THE EXERCISE ▸
Pull out all lines from the listing below in which the word "name" appears.

:: GIVEN ENTRIES ::

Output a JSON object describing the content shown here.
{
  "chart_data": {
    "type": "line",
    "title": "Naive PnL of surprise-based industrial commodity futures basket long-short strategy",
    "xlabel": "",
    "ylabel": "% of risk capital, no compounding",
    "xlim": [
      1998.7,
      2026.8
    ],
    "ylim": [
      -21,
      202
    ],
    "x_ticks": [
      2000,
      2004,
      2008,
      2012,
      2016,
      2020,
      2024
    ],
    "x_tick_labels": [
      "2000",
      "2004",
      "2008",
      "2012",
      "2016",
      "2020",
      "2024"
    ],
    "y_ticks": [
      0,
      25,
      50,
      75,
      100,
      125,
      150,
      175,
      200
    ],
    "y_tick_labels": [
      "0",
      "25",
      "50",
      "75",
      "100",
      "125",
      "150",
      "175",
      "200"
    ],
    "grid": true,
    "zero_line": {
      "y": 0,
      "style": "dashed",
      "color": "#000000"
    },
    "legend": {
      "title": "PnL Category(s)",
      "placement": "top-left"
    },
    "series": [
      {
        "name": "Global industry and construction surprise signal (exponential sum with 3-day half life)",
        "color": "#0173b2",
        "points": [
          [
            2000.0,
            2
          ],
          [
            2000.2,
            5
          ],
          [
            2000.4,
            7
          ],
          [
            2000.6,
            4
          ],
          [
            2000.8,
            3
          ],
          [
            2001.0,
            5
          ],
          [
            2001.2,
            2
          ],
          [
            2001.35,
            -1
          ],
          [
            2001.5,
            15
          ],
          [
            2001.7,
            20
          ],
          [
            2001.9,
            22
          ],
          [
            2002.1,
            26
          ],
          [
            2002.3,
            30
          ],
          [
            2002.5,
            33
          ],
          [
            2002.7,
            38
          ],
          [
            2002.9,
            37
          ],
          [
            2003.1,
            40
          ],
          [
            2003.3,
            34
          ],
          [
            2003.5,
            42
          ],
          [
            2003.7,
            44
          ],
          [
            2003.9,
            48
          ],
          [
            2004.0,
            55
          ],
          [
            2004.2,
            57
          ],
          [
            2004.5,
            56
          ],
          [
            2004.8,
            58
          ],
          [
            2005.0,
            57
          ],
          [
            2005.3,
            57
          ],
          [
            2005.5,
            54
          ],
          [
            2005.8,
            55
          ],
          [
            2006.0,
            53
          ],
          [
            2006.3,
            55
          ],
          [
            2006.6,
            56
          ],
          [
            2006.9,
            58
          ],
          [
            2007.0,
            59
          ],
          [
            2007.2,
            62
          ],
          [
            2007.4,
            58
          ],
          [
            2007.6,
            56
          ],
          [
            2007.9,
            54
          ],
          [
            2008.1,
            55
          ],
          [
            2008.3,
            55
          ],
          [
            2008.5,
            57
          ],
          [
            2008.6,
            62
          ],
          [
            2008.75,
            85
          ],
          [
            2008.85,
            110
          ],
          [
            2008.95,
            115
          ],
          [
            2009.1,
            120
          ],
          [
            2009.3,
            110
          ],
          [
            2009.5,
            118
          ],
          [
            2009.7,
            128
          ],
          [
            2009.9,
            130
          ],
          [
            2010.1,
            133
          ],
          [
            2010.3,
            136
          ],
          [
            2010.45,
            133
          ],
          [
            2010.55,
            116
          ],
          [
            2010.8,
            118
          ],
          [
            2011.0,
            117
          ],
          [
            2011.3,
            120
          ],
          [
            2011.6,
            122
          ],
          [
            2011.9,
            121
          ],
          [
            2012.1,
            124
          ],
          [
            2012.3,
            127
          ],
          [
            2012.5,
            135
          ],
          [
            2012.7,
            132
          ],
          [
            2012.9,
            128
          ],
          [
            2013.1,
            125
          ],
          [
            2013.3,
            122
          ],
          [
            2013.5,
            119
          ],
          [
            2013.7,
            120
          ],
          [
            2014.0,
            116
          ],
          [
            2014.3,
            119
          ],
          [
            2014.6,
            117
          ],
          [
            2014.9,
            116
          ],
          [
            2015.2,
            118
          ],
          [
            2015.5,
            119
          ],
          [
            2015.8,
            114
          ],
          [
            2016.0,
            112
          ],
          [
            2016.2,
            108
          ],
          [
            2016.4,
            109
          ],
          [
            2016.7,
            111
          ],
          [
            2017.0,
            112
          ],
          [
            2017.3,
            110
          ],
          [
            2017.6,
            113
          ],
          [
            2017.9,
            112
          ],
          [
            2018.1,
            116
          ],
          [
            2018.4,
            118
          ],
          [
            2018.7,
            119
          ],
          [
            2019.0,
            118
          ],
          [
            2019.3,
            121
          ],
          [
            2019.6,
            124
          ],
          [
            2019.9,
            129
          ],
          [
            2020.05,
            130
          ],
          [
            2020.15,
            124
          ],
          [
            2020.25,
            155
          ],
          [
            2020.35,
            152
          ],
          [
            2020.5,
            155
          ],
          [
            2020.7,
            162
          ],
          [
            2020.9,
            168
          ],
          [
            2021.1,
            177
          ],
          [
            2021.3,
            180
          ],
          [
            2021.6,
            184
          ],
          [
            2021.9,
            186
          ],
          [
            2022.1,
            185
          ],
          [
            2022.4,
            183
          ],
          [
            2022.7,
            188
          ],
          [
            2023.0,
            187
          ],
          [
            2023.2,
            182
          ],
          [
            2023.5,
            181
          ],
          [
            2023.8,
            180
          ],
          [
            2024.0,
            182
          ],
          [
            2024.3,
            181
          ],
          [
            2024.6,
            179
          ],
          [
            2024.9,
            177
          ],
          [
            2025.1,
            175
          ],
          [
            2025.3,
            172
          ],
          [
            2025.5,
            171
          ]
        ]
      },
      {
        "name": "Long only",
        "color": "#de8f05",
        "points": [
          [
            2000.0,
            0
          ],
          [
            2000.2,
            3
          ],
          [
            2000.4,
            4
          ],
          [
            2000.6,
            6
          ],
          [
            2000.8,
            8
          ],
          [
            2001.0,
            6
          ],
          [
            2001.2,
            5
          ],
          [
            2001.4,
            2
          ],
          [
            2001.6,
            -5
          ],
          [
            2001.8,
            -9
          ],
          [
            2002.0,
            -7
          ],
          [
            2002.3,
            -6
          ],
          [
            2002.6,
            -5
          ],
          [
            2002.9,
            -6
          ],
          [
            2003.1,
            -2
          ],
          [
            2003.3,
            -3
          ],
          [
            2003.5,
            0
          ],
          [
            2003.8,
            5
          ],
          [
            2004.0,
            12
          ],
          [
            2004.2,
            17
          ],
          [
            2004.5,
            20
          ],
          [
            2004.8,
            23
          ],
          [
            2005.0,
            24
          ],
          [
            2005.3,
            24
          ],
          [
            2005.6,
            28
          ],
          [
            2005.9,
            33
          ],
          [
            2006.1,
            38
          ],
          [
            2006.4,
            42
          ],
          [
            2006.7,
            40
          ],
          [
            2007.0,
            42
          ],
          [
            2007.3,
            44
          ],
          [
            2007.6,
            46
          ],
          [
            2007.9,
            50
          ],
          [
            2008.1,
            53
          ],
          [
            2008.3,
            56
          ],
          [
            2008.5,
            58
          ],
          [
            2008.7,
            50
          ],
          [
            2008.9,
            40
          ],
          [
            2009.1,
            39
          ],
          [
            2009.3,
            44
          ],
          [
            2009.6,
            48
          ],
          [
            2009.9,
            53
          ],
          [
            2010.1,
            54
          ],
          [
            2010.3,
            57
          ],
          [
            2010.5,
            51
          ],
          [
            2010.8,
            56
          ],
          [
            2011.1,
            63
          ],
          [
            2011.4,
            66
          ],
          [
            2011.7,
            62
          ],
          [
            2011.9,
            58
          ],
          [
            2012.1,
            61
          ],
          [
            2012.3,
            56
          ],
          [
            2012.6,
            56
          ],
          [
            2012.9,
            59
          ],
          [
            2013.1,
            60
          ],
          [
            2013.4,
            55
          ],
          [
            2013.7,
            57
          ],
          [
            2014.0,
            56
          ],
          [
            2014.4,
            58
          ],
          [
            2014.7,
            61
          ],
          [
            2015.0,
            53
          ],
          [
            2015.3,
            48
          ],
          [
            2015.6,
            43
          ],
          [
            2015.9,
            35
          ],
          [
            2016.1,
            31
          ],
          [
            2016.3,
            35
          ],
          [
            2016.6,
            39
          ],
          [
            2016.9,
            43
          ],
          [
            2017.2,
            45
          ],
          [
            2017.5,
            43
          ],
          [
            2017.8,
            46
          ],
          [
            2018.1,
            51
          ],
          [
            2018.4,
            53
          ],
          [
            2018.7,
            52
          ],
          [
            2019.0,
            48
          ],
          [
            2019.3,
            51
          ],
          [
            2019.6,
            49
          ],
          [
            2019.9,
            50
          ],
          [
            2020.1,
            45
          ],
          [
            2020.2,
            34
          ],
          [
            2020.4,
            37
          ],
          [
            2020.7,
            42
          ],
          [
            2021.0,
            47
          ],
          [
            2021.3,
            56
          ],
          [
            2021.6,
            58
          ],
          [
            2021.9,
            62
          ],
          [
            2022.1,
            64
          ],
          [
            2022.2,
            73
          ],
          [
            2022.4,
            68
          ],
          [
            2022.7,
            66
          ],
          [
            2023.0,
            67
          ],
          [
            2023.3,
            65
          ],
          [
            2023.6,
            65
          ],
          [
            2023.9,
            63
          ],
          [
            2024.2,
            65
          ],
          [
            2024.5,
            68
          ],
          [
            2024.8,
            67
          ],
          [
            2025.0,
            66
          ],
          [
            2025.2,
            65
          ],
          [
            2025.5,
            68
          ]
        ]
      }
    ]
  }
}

:::

OUTPUT BELOW ▸
        "name": "Global industry and construction surprise signal (exponential sum with 3-day half life)",
        "name": "Long only",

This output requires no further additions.